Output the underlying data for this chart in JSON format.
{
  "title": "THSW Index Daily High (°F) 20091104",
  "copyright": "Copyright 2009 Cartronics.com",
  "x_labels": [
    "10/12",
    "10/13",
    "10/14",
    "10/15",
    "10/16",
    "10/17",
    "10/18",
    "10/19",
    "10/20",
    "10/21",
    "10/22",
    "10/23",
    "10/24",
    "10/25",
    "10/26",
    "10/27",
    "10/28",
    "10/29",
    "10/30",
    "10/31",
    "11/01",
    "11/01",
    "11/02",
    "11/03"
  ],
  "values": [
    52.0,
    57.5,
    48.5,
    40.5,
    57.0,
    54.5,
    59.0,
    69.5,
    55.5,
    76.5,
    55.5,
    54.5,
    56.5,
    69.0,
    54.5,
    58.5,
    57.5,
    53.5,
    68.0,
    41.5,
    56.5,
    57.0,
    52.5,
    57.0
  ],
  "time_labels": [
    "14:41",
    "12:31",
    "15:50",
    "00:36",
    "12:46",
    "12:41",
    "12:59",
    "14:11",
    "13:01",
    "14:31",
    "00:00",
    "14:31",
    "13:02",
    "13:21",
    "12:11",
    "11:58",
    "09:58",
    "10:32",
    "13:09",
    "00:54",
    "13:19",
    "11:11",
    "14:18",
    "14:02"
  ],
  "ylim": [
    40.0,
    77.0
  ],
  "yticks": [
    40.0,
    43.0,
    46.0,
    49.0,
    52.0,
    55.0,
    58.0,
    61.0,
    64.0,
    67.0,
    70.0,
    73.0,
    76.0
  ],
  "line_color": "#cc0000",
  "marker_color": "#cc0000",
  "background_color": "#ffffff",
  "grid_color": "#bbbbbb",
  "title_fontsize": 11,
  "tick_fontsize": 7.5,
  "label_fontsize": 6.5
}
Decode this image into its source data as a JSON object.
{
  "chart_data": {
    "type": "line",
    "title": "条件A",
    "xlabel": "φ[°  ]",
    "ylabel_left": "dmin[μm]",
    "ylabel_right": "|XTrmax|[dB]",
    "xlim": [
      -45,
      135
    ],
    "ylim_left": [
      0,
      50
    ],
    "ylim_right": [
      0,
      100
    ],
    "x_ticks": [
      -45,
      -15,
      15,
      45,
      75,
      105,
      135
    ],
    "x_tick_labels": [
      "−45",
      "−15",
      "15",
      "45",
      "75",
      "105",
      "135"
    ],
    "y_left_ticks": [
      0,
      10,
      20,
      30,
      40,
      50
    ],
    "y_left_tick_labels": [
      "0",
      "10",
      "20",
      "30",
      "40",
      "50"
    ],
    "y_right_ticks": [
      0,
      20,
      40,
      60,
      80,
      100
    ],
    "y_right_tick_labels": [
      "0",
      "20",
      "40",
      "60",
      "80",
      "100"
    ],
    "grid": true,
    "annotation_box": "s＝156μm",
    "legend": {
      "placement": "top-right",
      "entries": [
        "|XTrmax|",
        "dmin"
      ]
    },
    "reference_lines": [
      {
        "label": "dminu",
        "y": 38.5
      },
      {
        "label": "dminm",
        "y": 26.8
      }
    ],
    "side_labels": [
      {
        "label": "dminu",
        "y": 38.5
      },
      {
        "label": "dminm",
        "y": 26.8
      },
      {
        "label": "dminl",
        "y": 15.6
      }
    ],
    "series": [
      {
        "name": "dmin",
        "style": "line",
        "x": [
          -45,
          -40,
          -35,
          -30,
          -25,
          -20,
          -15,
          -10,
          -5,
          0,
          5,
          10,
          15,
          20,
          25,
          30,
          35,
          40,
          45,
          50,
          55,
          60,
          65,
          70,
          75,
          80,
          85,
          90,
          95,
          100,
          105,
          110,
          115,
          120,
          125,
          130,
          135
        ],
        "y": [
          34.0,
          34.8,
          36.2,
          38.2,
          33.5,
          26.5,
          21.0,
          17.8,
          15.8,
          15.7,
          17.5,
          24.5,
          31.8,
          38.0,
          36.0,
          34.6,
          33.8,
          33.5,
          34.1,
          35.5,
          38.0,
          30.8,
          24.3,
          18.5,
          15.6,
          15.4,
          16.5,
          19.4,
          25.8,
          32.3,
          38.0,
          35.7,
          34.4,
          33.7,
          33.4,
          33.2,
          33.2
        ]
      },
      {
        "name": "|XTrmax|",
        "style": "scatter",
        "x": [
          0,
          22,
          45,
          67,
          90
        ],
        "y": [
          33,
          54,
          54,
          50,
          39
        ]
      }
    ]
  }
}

**What this task involves**
State only the count of lines above that hold the string "JSON".

**Answer to this problem**
2